ASSIGNED TASK: Would you copy out only the lines from the one with "What's the underlying" to the end of the records, exactly as they stand?

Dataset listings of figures
- - - - -

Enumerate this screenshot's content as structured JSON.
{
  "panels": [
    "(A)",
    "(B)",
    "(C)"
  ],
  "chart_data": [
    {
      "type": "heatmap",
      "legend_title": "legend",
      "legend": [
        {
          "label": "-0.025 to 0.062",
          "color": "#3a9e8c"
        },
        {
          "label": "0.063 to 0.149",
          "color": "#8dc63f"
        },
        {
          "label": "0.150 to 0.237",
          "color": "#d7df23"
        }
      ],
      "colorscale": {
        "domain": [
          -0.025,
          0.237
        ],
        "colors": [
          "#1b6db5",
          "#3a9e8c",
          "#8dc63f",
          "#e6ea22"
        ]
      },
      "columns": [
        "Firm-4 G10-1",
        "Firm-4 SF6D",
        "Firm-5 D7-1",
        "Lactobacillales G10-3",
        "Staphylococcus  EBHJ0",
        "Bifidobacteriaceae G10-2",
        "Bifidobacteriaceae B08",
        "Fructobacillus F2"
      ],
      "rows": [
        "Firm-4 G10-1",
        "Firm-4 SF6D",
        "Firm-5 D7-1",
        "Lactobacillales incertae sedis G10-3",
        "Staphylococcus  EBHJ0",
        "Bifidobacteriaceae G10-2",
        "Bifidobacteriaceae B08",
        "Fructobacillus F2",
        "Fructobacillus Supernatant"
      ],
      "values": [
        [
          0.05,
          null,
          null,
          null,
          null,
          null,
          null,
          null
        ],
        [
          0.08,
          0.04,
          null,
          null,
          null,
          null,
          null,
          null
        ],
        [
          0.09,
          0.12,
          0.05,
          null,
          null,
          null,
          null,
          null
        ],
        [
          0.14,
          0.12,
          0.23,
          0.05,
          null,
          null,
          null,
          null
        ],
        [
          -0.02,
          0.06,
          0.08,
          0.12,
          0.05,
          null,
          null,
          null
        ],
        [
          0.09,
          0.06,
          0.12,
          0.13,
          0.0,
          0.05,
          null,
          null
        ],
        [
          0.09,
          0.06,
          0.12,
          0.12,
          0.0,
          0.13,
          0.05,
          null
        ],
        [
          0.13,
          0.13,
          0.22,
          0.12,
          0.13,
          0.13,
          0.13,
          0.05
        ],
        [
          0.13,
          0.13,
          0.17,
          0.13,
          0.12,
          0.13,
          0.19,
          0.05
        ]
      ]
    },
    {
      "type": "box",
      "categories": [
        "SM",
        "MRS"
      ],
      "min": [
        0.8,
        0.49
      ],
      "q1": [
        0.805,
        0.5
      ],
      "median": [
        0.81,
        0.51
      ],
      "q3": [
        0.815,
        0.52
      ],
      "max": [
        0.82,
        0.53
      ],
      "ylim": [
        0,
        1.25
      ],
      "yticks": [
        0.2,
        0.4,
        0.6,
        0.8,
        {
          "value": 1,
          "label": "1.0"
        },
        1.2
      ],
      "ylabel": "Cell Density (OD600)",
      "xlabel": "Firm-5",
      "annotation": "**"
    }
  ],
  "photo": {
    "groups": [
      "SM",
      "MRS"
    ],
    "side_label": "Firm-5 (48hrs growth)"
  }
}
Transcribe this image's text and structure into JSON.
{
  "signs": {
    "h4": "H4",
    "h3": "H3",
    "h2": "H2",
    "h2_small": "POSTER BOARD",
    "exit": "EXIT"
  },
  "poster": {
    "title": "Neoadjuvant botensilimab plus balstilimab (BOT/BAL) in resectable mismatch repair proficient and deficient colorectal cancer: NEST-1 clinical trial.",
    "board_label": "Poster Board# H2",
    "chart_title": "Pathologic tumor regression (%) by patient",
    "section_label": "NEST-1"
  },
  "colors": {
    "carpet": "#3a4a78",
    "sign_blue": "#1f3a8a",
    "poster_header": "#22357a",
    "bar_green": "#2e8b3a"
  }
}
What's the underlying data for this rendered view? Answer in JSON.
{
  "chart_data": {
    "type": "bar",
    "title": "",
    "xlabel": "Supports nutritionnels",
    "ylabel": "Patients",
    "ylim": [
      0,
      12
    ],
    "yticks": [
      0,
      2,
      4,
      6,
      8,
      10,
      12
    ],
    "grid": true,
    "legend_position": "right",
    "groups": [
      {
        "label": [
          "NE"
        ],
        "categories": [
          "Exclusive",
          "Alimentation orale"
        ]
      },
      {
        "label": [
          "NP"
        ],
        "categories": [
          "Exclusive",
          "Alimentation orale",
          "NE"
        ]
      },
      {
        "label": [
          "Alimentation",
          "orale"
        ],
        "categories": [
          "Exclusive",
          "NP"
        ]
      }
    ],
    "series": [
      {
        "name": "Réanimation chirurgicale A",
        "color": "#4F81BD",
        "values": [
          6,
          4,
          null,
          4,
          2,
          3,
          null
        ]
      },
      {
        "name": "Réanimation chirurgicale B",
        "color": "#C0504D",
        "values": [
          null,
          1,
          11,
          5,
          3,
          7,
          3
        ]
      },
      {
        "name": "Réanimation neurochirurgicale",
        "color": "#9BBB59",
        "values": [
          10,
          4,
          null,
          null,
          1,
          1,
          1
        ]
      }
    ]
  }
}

- - - - -

ANSWER TO THIS EXERCISE:
What's the underlying data for this rendered view? Answer in JSON.
{
  "chart_data": {
    "type": "bar",
    "title": "",
    "xlabel": "Supports nutritionnels",
    "ylabel": "Patients",
    "ylim": [
      0,
      12
    ],
    "yticks": [
      0,
      2,
      4,
      6,
      8,
      10,
      12
    ],
    "grid": true,
    "legend_position": "right",
    "groups": [
      {
        "label": [
          "NE"
        ],
        "categories": [
          "Exclusive",
          "Alimentation orale"
        ]
      },
      {
        "label": [
          "NP"
        ],
        "categories": [
          "Exclusive",
          "Alimentation orale",
          "NE"
        ]
      },
      {
        "label": [
          "Alimentation",
          "orale"
        ],
        "categories": [
          "Exclusive",
          "NP"
        ]
      }
    ],
    "series": [
      {
        "name": "Réanimation chirurgicale A",
        "color": "#4F81BD",
        "values": [
          6,
          4,
          null,
          4,
          2,
          3,
          null
        ]
      },
      {
        "name": "Réanimation chirurgicale B",
        "color": "#C0504D",
        "values": [
          null,
          1,
          11,
          5,
          3,
          7,
          3
        ]
      },
      {
        "name": "Réanimation neurochirurgicale",
        "color": "#9BBB59",
        "values": [
          10,
          4,
          null,
          null,
          1,
          1,
          1
        ]
      }
    ]
  }
}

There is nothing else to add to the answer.